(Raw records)
## start

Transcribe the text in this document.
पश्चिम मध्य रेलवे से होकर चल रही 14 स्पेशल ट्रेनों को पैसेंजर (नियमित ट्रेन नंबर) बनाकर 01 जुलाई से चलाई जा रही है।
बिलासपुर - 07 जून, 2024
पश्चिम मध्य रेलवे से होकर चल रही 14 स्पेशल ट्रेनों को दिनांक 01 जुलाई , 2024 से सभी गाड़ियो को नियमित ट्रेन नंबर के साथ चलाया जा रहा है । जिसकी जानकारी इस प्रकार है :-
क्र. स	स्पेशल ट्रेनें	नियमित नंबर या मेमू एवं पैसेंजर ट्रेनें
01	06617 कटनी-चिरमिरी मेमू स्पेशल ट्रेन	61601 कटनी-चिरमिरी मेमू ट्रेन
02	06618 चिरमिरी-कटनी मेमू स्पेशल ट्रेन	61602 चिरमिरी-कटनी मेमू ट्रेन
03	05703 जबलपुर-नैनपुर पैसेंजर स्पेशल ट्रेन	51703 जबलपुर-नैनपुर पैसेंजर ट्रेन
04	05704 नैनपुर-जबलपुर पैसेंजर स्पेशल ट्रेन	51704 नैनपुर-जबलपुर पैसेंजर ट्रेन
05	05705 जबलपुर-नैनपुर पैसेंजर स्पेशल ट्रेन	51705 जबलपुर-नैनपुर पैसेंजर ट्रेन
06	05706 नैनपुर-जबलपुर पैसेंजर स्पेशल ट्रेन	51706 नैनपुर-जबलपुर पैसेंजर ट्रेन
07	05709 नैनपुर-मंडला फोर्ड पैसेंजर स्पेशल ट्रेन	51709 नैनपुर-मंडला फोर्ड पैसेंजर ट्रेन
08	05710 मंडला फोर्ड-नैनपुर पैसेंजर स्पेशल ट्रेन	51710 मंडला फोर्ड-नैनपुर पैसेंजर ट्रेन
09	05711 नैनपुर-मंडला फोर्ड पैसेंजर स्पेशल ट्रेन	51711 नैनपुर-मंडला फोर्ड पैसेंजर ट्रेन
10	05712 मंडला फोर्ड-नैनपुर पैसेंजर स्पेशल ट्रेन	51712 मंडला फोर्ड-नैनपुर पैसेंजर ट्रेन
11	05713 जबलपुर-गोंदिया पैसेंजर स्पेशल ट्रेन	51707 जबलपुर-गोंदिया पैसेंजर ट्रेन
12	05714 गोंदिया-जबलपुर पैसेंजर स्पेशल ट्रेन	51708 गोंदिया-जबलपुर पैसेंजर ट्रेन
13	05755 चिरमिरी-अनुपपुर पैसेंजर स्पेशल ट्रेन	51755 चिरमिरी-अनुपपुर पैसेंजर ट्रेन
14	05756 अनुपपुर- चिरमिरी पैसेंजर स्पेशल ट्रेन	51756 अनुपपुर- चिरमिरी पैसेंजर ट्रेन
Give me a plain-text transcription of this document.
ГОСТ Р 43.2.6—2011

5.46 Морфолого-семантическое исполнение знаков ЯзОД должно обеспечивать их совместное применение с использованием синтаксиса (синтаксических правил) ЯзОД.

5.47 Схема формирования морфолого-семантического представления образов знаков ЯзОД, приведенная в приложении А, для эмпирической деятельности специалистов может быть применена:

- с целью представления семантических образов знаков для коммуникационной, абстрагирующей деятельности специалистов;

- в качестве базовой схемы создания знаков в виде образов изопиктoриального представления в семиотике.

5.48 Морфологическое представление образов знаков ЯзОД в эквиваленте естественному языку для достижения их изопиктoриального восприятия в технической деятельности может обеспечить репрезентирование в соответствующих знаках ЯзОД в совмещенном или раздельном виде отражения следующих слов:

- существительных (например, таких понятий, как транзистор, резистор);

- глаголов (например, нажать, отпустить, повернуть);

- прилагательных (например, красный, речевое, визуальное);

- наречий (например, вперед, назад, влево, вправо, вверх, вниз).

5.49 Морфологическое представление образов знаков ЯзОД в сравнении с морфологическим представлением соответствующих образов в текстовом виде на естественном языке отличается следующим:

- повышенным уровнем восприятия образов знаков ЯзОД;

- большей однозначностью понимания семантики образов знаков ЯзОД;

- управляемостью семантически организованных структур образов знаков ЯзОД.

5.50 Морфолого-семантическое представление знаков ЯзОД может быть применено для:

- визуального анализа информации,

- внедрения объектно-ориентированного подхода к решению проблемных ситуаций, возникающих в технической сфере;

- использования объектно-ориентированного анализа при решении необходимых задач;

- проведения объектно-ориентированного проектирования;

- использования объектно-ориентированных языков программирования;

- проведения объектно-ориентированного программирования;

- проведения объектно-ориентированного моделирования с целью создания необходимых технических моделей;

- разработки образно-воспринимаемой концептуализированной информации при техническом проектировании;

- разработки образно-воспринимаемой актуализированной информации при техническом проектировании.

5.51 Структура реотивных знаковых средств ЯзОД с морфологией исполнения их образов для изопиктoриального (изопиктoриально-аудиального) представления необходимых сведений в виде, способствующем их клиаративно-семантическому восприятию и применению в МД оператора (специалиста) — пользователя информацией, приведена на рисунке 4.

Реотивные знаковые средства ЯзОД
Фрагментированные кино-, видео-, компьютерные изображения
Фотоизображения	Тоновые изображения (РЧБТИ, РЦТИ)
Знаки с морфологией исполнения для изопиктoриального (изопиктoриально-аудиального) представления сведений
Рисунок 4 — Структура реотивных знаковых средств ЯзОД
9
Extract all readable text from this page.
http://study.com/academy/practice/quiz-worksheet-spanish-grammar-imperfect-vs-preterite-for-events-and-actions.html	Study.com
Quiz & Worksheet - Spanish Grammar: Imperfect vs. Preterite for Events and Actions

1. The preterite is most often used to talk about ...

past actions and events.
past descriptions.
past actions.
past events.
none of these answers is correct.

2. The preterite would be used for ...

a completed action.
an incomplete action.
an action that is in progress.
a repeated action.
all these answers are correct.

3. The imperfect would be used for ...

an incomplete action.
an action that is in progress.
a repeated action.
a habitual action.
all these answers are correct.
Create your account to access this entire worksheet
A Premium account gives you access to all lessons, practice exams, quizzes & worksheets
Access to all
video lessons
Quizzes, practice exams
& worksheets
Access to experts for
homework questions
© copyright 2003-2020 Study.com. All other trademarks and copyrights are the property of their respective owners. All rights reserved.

## end

* STATED TASK
Transcribe all entries exactly as they are given.

* ANSWER BELOW
Transcribe the text in this document.
पश्चिम मध्य रेलवे से होकर चल रही 14 स्पेशल ट्रेनों को पैसेंजर (नियमित ट्रेन नंबर) बनाकर 01 जुलाई से चलाई जा रही है।
बिलासपुर - 07 जून, 2024
पश्चिम मध्य रेलवे से होकर चल रही 14 स्पेशल ट्रेनों को दिनांक 01 जुलाई , 2024 से सभी गाड़ियो को नियमित ट्रेन नंबर के साथ चलाया जा रहा है । जिसकी जानकारी इस प्रकार है :-
क्र. स	स्पेशल ट्रेनें	नियमित नंबर या मेमू एवं पैसेंजर ट्रेनें
01	06617 कटनी-चिरमिरी मेमू स्पेशल ट्रेन	61601 कटनी-चिरमिरी मेमू ट्रेन
02	06618 चिरमिरी-कटनी मेमू स्पेशल ट्रेन	61602 चिरमिरी-कटनी मेमू ट्रेन
03	05703 जबलपुर-नैनपुर पैसेंजर स्पेशल ट्रेन	51703 जबलपुर-नैनपुर पैसेंजर ट्रेन
04	05704 नैनपुर-जबलपुर पैसेंजर स्पेशल ट्रेन	51704 नैनपुर-जबलपुर पैसेंजर ट्रेन
05	05705 जबलपुर-नैनपुर पैसेंजर स्पेशल ट्रेन	51705 जबलपुर-नैनपुर पैसेंजर ट्रेन
06	05706 नैनपुर-जबलपुर पैसेंजर स्पेशल ट्रेन	51706 नैनपुर-जबलपुर पैसेंजर ट्रेन
07	05709 नैनपुर-मंडला फोर्ड पैसेंजर स्पेशल ट्रेन	51709 नैनपुर-मंडला फोर्ड पैसेंजर ट्रेन
08	05710 मंडला फोर्ड-नैनपुर पैसेंजर स्पेशल ट्रेन	51710 मंडला फोर्ड-नैनपुर पैसेंजर ट्रेन
09	05711 नैनपुर-मंडला फोर्ड पैसेंजर स्पेशल ट्रेन	51711 नैनपुर-मंडला फोर्ड पैसेंजर ट्रेन
10	05712 मंडला फोर्ड-नैनपुर पैसेंजर स्पेशल ट्रेन	51712 मंडला फोर्ड-नैनपुर पैसेंजर ट्रेन
11	05713 जबलपुर-गोंदिया पैसेंजर स्पेशल ट्रेन	51707 जबलपुर-गोंदिया पैसेंजर ट्रेन
12	05714 गोंदिया-जबलपुर पैसेंजर स्पेशल ट्रेन	51708 गोंदिया-जबलपुर पैसेंजर ट्रेन
13	05755 चिरमिरी-अनुपपुर पैसेंजर स्पेशल ट्रेन	51755 चिरमिरी-अनुपपुर पैसेंजर ट्रेन
14	05756 अनुपपुर- चिरमिरी पैसेंजर स्पेशल ट्रेन	51756 अनुपपुर- चिरमिरी पैसेंजर ट्रेन
Give me a plain-text transcription of this document.
ГОСТ Р 43.2.6—2011

5.46 Морфолого-семантическое исполнение знаков ЯзОД должно обеспечивать их совместное применение с использованием синтаксиса (синтаксических правил) ЯзОД.

5.47 Схема формирования морфолого-семантического представления образов знаков ЯзОД, приведенная в приложении А, для эмпирической деятельности специалистов может быть применена:

- с целью представления семантических образов знаков для коммуникационной, абстрагирующей деятельности специалистов;

- в качестве базовой схемы создания знаков в виде образов изопиктoриального представления в семиотике.

5.48 Морфологическое представление образов знаков ЯзОД в эквиваленте естественному языку для достижения их изопиктoриального восприятия в технической деятельности может обеспечить репрезентирование в соответствующих знаках ЯзОД в совмещенном или раздельном виде отражения следующих слов:

- существительных (например, таких понятий, как транзистор, резистор);

- глаголов (например, нажать, отпустить, повернуть);

- прилагательных (например, красный, речевое, визуальное);

- наречий (например, вперед, назад, влево, вправо, вверх, вниз).

5.49 Морфологическое представление образов знаков ЯзОД в сравнении с морфологическим представлением соответствующих образов в текстовом виде на естественном языке отличается следующим:

- повышенным уровнем восприятия образов знаков ЯзОД;

- большей однозначностью понимания семантики образов знаков ЯзОД;

- управляемостью семантически организованных структур образов знаков ЯзОД.

5.50 Морфолого-семантическое представление знаков ЯзОД может быть применено для:

- визуального анализа информации,

- внедрения объектно-ориентированного подхода к решению проблемных ситуаций, возникающих в технической сфере;

- использования объектно-ориентированного анализа при решении необходимых задач;

- проведения объектно-ориентированного проектирования;

- использования объектно-ориентированных языков программирования;

- проведения объектно-ориентированного программирования;

- проведения объектно-ориентированного моделирования с целью создания необходимых технических моделей;

- разработки образно-воспринимаемой концептуализированной информации при техническом проектировании;

- разработки образно-воспринимаемой актуализированной информации при техническом проектировании.

5.51 Структура реотивных знаковых средств ЯзОД с морфологией исполнения их образов для изопиктoриального (изопиктoриально-аудиального) представления необходимых сведений в виде, способствующем их клиаративно-семантическому восприятию и применению в МД оператора (специалиста) — пользователя информацией, приведена на рисунке 4.

Реотивные знаковые средства ЯзОД
Фрагментированные кино-, видео-, компьютерные изображения
Фотоизображения	Тоновые изображения (РЧБТИ, РЦТИ)
Знаки с морфологией исполнения для изопиктoриального (изопиктoриально-аудиального) представления сведений
Рисунок 4 — Структура реотивных знаковых средств ЯзОД
9
Extract all readable text from this page.
http://study.com/academy/practice/quiz-worksheet-spanish-grammar-imperfect-vs-preterite-for-events-and-actions.html	Study.com
Quiz & Worksheet - Spanish Grammar: Imperfect vs. Preterite for Events and Actions

1. The preterite is most often used to talk about ...

past actions and events.
past descriptions.
past actions.
past events.
none of these answers is correct.

2. The preterite would be used for ...

a completed action.
an incomplete action.
an action that is in progress.
a repeated action.
all these answers are correct.

3. The imperfect would be used for ...

an incomplete action.
an action that is in progress.
a repeated action.
a habitual action.
all these answers are correct.
Create your account to access this entire worksheet
A Premium account gives you access to all lessons, practice exams, quizzes & worksheets
Access to all
video lessons
Quizzes, practice exams
& worksheets
Access to experts for
homework questions
© copyright 2003-2020 Study.com. All other trademarks and copyrights are the property of their respective owners. All rights reserved.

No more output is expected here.